TASK DATA ::
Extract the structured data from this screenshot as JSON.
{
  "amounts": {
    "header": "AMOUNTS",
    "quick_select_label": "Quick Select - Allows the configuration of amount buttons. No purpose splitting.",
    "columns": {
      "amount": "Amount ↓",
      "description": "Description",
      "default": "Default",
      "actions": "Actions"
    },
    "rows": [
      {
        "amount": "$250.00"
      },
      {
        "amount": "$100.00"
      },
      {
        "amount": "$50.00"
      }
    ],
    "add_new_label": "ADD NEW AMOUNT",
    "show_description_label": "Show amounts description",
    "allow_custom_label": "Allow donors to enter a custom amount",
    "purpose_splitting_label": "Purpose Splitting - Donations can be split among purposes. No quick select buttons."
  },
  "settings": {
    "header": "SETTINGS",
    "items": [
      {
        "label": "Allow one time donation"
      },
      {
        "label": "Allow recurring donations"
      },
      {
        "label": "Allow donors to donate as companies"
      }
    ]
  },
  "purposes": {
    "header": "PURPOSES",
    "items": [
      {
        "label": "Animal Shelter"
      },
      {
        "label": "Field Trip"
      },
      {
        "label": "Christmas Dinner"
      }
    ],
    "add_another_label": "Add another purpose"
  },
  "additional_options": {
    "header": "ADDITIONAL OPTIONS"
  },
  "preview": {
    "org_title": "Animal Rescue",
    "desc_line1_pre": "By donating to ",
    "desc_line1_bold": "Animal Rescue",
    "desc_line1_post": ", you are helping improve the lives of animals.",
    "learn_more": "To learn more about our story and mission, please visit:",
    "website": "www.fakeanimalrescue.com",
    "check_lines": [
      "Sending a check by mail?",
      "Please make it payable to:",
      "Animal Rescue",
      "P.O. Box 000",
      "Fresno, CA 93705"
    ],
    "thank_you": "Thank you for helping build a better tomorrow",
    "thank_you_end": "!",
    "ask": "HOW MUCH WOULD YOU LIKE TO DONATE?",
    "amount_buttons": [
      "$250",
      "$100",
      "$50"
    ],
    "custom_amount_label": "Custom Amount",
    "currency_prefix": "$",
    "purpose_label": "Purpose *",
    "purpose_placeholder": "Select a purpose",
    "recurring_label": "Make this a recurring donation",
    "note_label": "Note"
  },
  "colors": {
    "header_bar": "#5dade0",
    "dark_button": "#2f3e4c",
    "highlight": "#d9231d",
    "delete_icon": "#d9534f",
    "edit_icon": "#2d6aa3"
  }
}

GIVEN TASK ::
Print the records above exactly as they appear.

RESPONSE TO THIS TASK ::
Extract the structured data from this screenshot as JSON.
{
  "amounts": {
    "header": "AMOUNTS",
    "quick_select_label": "Quick Select - Allows the configuration of amount buttons. No purpose splitting.",
    "columns": {
      "amount": "Amount ↓",
      "description": "Description",
      "default": "Default",
      "actions": "Actions"
    },
    "rows": [
      {
        "amount": "$250.00"
      },
      {
        "amount": "$100.00"
      },
      {
        "amount": "$50.00"
      }
    ],
    "add_new_label": "ADD NEW AMOUNT",
    "show_description_label": "Show amounts description",
    "allow_custom_label": "Allow donors to enter a custom amount",
    "purpose_splitting_label": "Purpose Splitting - Donations can be split among purposes. No quick select buttons."
  },
  "settings": {
    "header": "SETTINGS",
    "items": [
      {
        "label": "Allow one time donation"
      },
      {
        "label": "Allow recurring donations"
      },
      {
        "label": "Allow donors to donate as companies"
      }
    ]
  },
  "purposes": {
    "header": "PURPOSES",
    "items": [
      {
        "label": "Animal Shelter"
      },
      {
        "label": "Field Trip"
      },
      {
        "label": "Christmas Dinner"
      }
    ],
    "add_another_label": "Add another purpose"
  },
  "additional_options": {
    "header": "ADDITIONAL OPTIONS"
  },
  "preview": {
    "org_title": "Animal Rescue",
    "desc_line1_pre": "By donating to ",
    "desc_line1_bold": "Animal Rescue",
    "desc_line1_post": ", you are helping improve the lives of animals.",
    "learn_more": "To learn more about our story and mission, please visit:",
    "website": "www.fakeanimalrescue.com",
    "check_lines": [
      "Sending a check by mail?",
      "Please make it payable to:",
      "Animal Rescue",
      "P.O. Box 000",
      "Fresno, CA 93705"
    ],
    "thank_you": "Thank you for helping build a better tomorrow",
    "thank_you_end": "!",
    "ask": "HOW MUCH WOULD YOU LIKE TO DONATE?",
    "amount_buttons": [
      "$250",
      "$100",
      "$50"
    ],
    "custom_amount_label": "Custom Amount",
    "currency_prefix": "$",
    "purpose_label": "Purpose *",
    "purpose_placeholder": "Select a purpose",
    "recurring_label": "Make this a recurring donation",
    "note_label": "Note"
  },
  "colors": {
    "header_bar": "#5dade0",
    "dark_button": "#2f3e4c",
    "highlight": "#d9231d",
    "delete_icon": "#d9534f",
    "edit_icon": "#2d6aa3"
  }
}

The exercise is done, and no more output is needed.